Records from a data collection
○ ○ ○ ○

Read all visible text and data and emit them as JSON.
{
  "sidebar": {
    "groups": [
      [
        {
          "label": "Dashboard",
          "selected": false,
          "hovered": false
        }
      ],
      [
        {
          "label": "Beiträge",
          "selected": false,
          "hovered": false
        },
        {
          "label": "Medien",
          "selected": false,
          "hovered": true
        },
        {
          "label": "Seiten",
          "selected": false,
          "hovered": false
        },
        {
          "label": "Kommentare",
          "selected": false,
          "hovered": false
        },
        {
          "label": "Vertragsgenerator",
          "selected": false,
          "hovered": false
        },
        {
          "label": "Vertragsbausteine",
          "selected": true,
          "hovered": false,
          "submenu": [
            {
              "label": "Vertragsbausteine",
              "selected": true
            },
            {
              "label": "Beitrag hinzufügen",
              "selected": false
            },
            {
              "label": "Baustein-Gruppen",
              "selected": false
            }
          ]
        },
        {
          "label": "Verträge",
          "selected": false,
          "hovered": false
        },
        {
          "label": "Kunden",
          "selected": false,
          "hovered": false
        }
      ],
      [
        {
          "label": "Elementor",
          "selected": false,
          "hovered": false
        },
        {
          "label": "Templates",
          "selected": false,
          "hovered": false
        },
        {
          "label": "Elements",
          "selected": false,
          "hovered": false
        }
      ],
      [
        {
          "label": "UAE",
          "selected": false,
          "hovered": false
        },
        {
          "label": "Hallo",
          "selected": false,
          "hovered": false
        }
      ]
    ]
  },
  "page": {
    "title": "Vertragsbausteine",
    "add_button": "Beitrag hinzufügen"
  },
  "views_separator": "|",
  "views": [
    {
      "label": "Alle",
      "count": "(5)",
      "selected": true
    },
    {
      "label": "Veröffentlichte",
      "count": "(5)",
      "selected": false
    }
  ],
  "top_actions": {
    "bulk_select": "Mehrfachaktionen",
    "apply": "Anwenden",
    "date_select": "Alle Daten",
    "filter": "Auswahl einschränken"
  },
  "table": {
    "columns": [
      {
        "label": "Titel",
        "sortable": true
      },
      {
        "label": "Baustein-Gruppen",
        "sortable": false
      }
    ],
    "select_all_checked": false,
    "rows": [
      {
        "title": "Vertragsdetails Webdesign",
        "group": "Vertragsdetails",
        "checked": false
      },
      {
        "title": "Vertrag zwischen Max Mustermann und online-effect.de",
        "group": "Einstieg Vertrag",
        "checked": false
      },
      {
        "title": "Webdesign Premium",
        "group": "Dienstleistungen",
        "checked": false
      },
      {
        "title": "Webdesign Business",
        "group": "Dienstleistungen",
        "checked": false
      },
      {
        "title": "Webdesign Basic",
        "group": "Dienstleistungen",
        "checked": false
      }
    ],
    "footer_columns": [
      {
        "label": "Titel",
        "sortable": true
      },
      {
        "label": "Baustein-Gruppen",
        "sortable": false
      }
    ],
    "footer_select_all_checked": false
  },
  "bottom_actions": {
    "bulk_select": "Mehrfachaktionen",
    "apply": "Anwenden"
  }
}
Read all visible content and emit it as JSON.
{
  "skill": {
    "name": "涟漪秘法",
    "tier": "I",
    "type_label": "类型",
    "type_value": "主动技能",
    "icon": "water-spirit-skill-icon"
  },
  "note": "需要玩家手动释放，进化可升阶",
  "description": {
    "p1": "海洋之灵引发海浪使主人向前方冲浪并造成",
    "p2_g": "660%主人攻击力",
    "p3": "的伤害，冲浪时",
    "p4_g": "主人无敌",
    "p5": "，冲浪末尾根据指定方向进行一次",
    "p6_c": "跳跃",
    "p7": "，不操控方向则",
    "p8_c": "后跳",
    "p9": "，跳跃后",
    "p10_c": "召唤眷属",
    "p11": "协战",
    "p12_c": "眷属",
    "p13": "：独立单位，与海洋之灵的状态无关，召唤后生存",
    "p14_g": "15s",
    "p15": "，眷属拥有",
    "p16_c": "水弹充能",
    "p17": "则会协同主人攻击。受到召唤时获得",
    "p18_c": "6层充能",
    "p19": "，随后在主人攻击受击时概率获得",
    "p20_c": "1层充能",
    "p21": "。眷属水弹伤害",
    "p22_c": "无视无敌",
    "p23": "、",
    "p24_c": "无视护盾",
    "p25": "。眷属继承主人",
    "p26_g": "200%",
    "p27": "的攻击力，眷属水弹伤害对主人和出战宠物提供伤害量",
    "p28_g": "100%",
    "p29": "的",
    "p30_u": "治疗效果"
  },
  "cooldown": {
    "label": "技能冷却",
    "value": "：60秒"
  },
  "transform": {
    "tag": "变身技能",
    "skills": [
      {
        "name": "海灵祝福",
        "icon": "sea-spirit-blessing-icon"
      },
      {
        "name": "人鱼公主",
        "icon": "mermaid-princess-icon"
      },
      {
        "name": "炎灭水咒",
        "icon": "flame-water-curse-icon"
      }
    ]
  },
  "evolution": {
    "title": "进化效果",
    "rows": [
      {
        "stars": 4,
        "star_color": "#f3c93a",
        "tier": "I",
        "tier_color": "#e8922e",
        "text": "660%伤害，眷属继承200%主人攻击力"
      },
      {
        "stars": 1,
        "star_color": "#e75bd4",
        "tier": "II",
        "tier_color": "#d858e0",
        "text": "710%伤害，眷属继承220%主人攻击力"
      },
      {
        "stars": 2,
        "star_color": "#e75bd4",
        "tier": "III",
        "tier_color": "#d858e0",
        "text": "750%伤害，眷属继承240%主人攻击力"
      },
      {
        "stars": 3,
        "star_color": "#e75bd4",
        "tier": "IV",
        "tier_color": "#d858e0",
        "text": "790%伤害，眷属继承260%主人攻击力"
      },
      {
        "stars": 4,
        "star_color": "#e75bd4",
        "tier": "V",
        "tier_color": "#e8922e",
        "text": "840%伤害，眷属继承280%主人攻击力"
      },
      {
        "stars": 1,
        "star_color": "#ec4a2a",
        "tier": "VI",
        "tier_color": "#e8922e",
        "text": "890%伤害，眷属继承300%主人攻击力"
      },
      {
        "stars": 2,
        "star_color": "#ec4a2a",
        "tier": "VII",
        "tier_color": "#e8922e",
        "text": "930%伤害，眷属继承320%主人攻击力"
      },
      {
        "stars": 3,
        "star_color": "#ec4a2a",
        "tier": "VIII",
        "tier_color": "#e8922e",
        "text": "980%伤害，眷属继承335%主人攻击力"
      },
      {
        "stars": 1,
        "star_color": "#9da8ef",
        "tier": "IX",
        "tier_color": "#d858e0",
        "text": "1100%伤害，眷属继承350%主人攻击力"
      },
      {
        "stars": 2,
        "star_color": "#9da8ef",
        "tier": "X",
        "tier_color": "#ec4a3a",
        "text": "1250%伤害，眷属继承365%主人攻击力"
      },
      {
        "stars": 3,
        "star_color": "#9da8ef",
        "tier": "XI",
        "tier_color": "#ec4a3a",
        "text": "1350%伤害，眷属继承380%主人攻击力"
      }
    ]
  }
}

○ ○ ○ ○

**Exercise:** Using the listing above, gather each line that holds the string "Webdesign" and copy it.

**Correct output:**
        "title": "Vertragsdetails Webdesign",
        "title": "Webdesign Premium",
        "title": "Webdesign Business",
        "title": "Webdesign Basic",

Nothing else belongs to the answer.